(Document passage)
- Born: 1978 (age 47–48) Belgrade, SR Serbia, SFR Yugoslavia
- Occupations: Journalist, television presenter
- Years active: 2000–present
- Employer: Studio B (2004–present)
- Known for: President of the ANS (2025–present)
- Television: Yu Channel Channel D Studio B Informer TV

= Ivana Vučićević =

Serbian journalist and television presenter (born 1978)

Ivana Vučićević (Ивана Вучићевић; born 1978) is a Serbian journalist and television presenter. She serves as the director and editor-in-chief of Studio B and the president of the Association of Journalists of Serbia (Asocijacija novinara Srbije, ANS).

== Biography ==
She was born in 1978 in Belgrade. In her biography, she states that she has a degree in economics and journalism, and master's degree in the field of communicology.

She started her career as a journalist in 2000. At first, she worked on the Yu Channel and in Nedeljni telegraf, then she hosted a show on the children's Channel D.
(End Document passage)
(Data listing)
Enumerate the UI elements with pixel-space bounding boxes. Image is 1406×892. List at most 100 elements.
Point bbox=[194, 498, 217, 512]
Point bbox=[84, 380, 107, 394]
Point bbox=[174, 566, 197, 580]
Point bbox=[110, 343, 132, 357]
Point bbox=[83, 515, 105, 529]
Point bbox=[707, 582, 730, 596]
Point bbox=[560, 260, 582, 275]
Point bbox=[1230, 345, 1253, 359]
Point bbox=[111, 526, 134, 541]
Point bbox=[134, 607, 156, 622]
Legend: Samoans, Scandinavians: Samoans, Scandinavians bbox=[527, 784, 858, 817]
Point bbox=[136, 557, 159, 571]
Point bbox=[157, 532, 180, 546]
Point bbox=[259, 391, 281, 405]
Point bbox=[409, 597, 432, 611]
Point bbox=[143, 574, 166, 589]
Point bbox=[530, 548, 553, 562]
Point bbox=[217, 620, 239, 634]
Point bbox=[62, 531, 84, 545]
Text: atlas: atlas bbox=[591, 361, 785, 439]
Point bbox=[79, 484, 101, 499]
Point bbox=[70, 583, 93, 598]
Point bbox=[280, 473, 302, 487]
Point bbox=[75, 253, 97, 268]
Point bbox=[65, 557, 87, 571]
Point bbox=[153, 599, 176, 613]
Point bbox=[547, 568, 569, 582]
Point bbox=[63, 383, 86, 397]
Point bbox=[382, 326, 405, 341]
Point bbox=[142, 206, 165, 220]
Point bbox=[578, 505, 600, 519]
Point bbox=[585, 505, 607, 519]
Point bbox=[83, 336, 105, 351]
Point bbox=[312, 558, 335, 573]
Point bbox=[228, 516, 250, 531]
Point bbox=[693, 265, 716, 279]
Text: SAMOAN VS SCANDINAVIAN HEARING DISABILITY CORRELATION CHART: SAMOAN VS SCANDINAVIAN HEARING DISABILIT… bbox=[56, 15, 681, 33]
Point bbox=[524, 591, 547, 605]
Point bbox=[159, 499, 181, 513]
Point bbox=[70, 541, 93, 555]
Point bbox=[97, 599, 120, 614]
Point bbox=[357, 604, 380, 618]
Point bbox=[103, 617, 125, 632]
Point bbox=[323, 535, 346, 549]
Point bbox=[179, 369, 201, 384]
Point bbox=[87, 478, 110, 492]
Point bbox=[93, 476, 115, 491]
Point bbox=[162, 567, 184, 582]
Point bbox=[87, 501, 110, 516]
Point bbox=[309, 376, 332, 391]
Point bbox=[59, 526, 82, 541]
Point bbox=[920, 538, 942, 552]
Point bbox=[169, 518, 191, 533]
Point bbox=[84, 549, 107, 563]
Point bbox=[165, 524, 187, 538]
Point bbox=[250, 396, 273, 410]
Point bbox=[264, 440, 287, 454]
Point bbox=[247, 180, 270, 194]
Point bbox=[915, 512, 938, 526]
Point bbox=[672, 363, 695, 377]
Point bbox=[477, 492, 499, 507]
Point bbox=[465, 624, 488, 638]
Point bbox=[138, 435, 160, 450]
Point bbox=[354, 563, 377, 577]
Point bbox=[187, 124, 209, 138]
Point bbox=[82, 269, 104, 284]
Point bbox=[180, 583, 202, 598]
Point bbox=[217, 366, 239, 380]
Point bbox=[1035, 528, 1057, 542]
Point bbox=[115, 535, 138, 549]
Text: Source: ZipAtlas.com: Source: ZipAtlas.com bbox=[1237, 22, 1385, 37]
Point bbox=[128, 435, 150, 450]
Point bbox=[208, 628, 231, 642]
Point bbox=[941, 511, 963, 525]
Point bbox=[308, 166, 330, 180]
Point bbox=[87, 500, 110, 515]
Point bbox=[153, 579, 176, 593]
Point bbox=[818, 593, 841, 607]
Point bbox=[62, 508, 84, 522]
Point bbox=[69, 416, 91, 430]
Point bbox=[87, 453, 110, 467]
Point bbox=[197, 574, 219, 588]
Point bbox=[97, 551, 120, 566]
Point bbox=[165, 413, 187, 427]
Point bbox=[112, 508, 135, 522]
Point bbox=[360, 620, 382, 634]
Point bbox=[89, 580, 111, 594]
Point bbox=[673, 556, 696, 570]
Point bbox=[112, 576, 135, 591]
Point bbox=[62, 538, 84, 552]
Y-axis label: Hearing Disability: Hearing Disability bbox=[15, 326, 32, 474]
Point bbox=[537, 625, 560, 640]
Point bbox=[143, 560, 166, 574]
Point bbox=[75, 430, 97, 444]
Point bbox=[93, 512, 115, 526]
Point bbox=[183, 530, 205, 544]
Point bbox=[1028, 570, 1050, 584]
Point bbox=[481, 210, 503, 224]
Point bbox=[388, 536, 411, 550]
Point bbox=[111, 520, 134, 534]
(End Data listing)
• [What to work on]: Copy the part of the article on Ivana Vučićević that begins with the words "- Known for: President" and ends with "children's Channel D.".

• [Reply to the task]:
- Known for: President of the ANS (2025–present)
- Television: Yu Channel Channel D Studio B Informer TV

= Ivana Vučićević =

Serbian journalist and television presenter (born 1978)

Ivana Vučićević (Ивана Вучићевић; born 1978) is a Serbian journalist and television presenter. She serves as the director and editor-in-chief of Studio B and the president of the Association of Journalists of Serbia (Asocijacija novinara Srbije, ANS).

== Biography ==
She was born in 1978 in Belgrade. In her biography, she states that she has a degree in economics and journalism, and master's degree in the field of communicology.

She started her career as a journalist in 2000. At first, she worked on the Yu Channel and in Nedeljni telegraf, then she hosted a show on the children's Channel D.